**TASK GOAL**
Provide the number of lines containing the word "this", and nothing else.

--

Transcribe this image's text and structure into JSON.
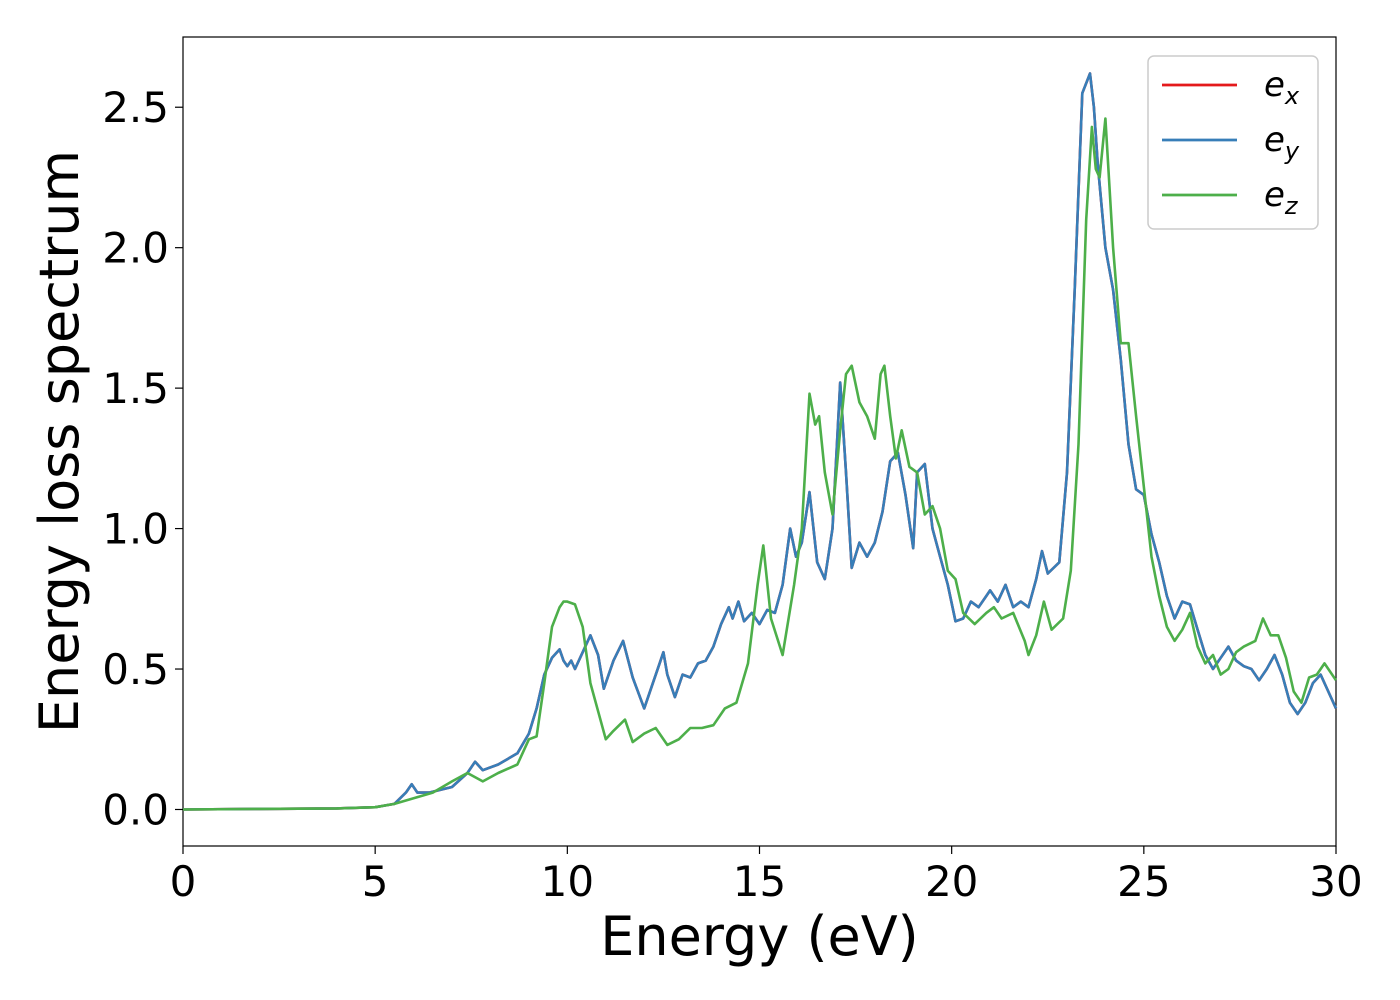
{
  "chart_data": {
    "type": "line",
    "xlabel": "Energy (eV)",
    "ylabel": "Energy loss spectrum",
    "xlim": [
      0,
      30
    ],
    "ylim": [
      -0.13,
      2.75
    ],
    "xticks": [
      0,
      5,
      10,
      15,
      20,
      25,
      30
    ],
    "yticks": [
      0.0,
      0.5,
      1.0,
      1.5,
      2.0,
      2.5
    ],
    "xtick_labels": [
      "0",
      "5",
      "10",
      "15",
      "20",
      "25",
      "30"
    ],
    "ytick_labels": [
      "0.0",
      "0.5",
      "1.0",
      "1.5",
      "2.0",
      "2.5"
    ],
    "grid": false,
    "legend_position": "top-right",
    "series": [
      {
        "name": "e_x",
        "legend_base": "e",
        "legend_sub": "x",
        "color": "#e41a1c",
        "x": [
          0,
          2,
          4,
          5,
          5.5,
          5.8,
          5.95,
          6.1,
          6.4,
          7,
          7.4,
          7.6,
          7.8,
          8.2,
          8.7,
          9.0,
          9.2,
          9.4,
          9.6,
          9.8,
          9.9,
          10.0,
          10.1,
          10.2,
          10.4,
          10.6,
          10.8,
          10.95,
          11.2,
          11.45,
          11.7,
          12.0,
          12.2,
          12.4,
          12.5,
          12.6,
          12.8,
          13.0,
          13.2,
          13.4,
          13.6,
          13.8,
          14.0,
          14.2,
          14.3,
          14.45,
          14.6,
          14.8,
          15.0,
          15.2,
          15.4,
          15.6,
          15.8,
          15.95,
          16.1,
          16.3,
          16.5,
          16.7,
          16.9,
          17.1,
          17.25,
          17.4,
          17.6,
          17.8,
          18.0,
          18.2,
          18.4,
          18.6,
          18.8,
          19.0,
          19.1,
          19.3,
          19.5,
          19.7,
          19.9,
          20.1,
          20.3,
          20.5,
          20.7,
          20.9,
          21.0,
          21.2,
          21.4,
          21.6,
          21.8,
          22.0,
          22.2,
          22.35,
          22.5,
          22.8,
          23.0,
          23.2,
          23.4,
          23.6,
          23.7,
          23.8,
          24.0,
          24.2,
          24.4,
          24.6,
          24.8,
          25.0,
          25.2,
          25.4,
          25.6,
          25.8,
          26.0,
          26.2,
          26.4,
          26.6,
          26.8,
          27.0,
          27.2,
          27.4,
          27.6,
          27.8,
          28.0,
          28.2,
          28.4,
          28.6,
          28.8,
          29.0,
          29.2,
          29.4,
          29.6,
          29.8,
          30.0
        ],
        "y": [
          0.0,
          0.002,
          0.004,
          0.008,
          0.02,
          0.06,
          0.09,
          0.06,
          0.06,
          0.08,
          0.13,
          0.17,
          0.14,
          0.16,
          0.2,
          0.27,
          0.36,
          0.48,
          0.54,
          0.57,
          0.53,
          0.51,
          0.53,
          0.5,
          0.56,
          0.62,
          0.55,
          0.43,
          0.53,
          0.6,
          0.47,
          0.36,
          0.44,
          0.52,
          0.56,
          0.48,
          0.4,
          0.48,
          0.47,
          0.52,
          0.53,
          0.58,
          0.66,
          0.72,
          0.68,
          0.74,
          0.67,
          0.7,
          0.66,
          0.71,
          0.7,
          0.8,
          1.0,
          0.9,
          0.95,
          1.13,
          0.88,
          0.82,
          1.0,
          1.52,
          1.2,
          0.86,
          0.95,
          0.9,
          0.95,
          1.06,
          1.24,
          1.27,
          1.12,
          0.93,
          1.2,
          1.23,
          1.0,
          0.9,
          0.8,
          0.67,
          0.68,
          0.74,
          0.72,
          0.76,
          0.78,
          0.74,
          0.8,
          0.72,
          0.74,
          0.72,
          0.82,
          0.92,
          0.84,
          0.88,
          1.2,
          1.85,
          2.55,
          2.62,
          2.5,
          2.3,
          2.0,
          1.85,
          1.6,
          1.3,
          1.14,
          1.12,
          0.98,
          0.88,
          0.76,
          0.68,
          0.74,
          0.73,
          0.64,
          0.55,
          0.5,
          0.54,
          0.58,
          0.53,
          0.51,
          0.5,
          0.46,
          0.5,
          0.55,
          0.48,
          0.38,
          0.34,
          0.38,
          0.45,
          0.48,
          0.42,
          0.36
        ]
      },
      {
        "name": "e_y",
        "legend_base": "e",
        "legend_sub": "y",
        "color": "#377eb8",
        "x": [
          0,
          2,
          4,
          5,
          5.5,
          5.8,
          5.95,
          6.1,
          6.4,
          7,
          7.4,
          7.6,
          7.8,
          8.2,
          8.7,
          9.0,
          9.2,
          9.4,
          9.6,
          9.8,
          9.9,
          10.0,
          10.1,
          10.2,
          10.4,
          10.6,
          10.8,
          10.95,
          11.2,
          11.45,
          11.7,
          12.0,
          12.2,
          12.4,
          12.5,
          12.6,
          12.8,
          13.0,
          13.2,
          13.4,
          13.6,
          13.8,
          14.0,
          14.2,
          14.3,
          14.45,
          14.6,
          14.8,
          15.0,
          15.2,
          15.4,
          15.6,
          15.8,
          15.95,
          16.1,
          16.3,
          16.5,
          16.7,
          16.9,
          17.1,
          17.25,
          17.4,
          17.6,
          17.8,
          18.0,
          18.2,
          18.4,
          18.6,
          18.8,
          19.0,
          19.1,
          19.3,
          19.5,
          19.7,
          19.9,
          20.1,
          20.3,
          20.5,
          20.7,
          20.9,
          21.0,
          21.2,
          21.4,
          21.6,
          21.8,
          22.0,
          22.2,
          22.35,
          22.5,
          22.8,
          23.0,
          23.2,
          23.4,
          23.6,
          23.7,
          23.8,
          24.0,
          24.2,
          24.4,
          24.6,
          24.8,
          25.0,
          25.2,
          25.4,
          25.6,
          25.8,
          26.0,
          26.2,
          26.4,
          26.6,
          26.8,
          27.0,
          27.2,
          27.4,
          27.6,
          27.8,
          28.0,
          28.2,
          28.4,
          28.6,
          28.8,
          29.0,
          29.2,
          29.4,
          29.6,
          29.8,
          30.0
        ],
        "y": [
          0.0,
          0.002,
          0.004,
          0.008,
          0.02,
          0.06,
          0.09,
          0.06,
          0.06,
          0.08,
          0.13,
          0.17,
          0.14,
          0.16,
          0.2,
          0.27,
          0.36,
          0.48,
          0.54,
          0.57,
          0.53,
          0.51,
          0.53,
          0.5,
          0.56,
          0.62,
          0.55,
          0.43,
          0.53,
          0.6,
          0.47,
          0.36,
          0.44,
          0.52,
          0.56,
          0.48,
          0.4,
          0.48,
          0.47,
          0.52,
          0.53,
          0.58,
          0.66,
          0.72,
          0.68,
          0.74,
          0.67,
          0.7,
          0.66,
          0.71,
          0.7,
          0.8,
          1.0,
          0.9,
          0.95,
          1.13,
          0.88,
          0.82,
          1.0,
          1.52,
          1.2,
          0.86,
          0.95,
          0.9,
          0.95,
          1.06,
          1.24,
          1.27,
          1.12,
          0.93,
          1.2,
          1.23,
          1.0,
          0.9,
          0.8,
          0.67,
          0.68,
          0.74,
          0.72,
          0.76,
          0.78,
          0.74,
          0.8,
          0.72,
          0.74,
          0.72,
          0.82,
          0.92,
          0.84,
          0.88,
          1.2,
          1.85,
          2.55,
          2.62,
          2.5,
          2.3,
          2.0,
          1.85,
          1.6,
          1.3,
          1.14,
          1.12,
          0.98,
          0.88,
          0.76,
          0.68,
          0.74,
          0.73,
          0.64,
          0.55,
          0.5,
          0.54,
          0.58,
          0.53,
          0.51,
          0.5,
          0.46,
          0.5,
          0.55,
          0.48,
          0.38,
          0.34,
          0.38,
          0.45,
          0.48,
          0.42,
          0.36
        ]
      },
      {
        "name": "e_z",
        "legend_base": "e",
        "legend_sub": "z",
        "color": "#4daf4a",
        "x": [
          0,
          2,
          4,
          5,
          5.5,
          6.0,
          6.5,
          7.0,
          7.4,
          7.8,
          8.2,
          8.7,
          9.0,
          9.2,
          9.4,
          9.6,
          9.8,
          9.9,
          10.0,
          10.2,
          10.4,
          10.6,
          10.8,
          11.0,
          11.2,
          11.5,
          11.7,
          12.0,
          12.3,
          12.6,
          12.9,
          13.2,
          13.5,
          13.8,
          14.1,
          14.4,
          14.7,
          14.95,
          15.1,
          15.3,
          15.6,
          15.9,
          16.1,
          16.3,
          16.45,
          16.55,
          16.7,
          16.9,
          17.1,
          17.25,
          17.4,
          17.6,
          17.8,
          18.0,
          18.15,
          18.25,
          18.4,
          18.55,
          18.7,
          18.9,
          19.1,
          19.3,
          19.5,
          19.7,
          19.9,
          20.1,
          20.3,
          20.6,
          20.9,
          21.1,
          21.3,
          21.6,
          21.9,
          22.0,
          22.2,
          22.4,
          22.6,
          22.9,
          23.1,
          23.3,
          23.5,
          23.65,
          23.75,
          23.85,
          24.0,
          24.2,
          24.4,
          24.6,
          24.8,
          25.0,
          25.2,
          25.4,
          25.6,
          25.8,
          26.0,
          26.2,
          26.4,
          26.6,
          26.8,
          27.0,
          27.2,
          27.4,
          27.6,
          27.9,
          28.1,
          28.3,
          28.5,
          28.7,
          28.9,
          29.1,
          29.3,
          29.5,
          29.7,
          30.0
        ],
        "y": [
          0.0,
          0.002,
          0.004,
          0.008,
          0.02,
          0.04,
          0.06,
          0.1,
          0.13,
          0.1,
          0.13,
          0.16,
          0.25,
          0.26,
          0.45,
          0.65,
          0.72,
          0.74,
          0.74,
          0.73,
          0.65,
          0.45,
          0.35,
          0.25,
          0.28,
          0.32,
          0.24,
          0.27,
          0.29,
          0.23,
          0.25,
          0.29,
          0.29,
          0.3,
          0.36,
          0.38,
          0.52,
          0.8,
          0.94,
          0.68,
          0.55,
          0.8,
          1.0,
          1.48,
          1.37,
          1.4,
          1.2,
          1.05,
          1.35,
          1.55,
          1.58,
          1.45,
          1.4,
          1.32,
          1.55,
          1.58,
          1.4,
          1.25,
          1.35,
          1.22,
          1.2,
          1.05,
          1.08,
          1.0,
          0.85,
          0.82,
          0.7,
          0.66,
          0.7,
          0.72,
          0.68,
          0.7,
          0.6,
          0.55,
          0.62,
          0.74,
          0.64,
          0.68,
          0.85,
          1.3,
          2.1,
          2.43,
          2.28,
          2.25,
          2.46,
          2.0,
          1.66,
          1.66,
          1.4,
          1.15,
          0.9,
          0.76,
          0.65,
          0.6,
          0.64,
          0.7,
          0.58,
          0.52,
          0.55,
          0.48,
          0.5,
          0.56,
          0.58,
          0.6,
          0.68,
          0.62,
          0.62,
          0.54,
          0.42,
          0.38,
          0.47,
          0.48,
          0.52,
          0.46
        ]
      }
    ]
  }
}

--

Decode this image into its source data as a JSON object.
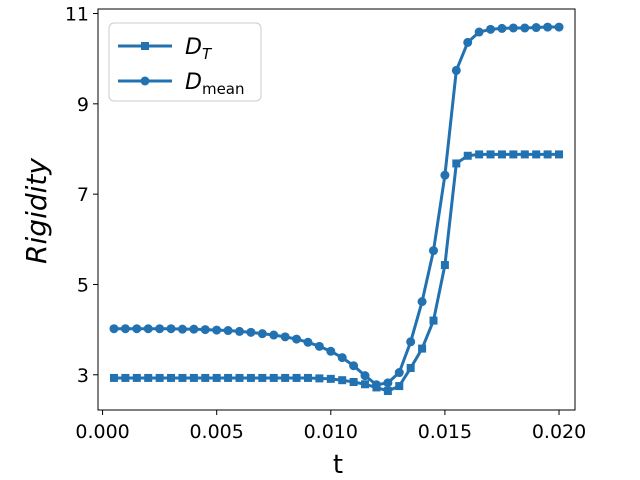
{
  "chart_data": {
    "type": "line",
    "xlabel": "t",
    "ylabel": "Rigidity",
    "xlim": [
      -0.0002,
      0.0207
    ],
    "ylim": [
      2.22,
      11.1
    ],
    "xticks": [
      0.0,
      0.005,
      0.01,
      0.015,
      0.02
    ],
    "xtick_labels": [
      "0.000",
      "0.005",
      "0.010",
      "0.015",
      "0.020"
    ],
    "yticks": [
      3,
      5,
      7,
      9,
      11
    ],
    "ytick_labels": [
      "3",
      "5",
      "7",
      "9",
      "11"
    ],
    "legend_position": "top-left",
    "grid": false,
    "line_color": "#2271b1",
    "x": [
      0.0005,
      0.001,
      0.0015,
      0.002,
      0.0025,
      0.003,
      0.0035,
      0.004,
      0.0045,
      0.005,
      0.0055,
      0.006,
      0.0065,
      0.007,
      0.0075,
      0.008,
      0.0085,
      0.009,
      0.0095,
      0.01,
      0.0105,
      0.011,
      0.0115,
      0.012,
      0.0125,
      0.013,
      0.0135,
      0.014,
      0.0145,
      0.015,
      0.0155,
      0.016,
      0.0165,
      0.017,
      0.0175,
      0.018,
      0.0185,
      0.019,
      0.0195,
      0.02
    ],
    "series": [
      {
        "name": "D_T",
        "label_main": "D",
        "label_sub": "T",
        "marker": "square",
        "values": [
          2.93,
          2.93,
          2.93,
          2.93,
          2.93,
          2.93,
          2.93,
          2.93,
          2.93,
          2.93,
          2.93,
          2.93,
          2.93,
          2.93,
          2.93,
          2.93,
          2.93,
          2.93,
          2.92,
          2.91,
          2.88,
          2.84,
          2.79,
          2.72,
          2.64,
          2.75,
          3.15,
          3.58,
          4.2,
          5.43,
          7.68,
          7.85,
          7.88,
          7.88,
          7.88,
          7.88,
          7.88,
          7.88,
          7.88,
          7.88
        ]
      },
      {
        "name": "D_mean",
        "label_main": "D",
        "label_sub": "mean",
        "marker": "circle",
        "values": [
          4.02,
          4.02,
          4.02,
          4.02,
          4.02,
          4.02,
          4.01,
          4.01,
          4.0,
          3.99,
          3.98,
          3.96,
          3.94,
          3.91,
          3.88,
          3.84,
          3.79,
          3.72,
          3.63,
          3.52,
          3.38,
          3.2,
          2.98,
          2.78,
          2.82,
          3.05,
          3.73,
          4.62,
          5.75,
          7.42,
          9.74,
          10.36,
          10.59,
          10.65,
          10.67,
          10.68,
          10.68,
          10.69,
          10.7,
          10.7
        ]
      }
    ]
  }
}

--

**FULL OUTPUT**
2